>> Begin

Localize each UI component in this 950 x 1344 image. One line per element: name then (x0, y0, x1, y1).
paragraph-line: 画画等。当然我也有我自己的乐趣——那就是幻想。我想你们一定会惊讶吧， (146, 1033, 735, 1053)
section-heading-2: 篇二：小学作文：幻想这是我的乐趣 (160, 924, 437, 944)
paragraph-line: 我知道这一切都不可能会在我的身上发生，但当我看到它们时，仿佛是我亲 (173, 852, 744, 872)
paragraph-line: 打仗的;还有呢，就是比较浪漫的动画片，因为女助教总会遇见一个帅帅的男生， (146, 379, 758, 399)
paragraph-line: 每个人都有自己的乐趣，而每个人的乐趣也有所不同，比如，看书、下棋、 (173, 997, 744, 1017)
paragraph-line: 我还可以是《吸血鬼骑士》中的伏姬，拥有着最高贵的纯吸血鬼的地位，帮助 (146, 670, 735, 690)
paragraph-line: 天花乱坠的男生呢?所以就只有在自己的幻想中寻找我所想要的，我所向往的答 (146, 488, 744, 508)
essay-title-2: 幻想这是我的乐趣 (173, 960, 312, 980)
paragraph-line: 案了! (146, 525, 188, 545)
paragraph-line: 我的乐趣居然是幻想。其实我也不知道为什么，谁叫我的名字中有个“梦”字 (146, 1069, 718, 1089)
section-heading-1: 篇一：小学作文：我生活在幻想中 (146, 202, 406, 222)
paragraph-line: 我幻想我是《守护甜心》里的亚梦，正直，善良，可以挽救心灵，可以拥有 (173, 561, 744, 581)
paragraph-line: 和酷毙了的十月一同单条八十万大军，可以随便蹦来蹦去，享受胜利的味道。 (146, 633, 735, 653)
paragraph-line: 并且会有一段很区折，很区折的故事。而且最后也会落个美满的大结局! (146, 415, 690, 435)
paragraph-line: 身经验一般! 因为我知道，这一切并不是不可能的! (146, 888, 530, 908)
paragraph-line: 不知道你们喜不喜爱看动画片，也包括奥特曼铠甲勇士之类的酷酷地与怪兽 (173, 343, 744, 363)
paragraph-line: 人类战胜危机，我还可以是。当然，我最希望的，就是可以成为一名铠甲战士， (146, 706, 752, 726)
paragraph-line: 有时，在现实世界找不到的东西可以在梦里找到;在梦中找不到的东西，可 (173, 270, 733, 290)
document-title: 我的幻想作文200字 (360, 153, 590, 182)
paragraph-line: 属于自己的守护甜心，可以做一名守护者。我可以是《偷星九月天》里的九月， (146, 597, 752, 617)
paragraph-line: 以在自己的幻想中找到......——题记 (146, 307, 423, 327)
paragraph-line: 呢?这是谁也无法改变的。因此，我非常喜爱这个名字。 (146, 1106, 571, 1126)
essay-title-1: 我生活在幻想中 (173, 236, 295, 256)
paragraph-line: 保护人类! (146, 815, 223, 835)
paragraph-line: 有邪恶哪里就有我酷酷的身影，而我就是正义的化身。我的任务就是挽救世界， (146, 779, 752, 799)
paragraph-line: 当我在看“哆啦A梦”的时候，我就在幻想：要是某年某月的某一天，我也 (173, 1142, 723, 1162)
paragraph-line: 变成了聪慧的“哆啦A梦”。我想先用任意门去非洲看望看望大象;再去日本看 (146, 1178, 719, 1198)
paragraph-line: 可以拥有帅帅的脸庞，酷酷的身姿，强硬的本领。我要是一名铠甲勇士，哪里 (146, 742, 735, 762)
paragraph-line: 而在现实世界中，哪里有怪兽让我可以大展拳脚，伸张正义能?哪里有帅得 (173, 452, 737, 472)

>> End

## OBJECTIVE
Give every text line in the items above as a JSON list of strings, one string per line, leaving out blank lines.

## SOLUTION
[
  "Localize each UI component in this 950 x 1344 image. One line per element: name then (x0, y0, x1, y1).",
  "paragraph-line: 画画等。当然我也有我自己的乐趣——那就是幻想。我想你们一定会惊讶吧， (146, 1033, 735, 1053)",
  "section-heading-2: 篇二：小学作文：幻想这是我的乐趣 (160, 924, 437, 944)",
  "paragraph-line: 我知道这一切都不可能会在我的身上发生，但当我看到它们时，仿佛是我亲 (173, 852, 744, 872)",
  "paragraph-line: 打仗的;还有呢，就是比较浪漫的动画片，因为女助教总会遇见一个帅帅的男生， (146, 379, 758, 399)",
  "paragraph-line: 每个人都有自己的乐趣，而每个人的乐趣也有所不同，比如，看书、下棋、 (173, 997, 744, 1017)",
  "paragraph-line: 我还可以是《吸血鬼骑士》中的伏姬，拥有着最高贵的纯吸血鬼的地位，帮助 (146, 670, 735, 690)",
  "paragraph-line: 天花乱坠的男生呢?所以就只有在自己的幻想中寻找我所想要的，我所向往的答 (146, 488, 744, 508)",
  "essay-title-2: 幻想这是我的乐趣 (173, 960, 312, 980)",
  "paragraph-line: 案了! (146, 525, 188, 545)",
  "paragraph-line: 我的乐趣居然是幻想。其实我也不知道为什么，谁叫我的名字中有个“梦”字 (146, 1069, 718, 1089)",
  "section-heading-1: 篇一：小学作文：我生活在幻想中 (146, 202, 406, 222)",
  "paragraph-line: 我幻想我是《守护甜心》里的亚梦，正直，善良，可以挽救心灵，可以拥有 (173, 561, 744, 581)",
  "paragraph-line: 和酷毙了的十月一同单条八十万大军，可以随便蹦来蹦去，享受胜利的味道。 (146, 633, 735, 653)",
  "paragraph-line: 并且会有一段很区折，很区折的故事。而且最后也会落个美满的大结局! (146, 415, 690, 435)",
  "paragraph-line: 身经验一般! 因为我知道，这一切并不是不可能的! (146, 888, 530, 908)",
  "paragraph-line: 不知道你们喜不喜爱看动画片，也包括奥特曼铠甲勇士之类的酷酷地与怪兽 (173, 343, 744, 363)",
  "paragraph-line: 人类战胜危机，我还可以是。当然，我最希望的，就是可以成为一名铠甲战士， (146, 706, 752, 726)",
  "paragraph-line: 有时，在现实世界找不到的东西可以在梦里找到;在梦中找不到的东西，可 (173, 270, 733, 290)",
  "document-title: 我的幻想作文200字 (360, 153, 590, 182)",
  "paragraph-line: 属于自己的守护甜心，可以做一名守护者。我可以是《偷星九月天》里的九月， (146, 597, 752, 617)",
  "paragraph-line: 以在自己的幻想中找到......——题记 (146, 307, 423, 327)",
  "paragraph-line: 呢?这是谁也无法改变的。因此，我非常喜爱这个名字。 (146, 1106, 571, 1126)",
  "essay-title-1: 我生活在幻想中 (173, 236, 295, 256)",
  "paragraph-line: 保护人类! (146, 815, 223, 835)",
  "paragraph-line: 有邪恶哪里就有我酷酷的身影，而我就是正义的化身。我的任务就是挽救世界， (146, 779, 752, 799)",
  "paragraph-line: 当我在看“哆啦A梦”的时候，我就在幻想：要是某年某月的某一天，我也 (173, 1142, 723, 1162)",
  "paragraph-line: 变成了聪慧的“哆啦A梦”。我想先用任意门去非洲看望看望大象;再去日本看 (146, 1178, 719, 1198)",
  "paragraph-line: 可以拥有帅帅的脸庞，酷酷的身姿，强硬的本领。我要是一名铠甲勇士，哪里 (146, 742, 735, 762)",
  "paragraph-line: 而在现实世界中，哪里有怪兽让我可以大展拳脚，伸张正义能?哪里有帅得 (173, 452, 737, 472)"
]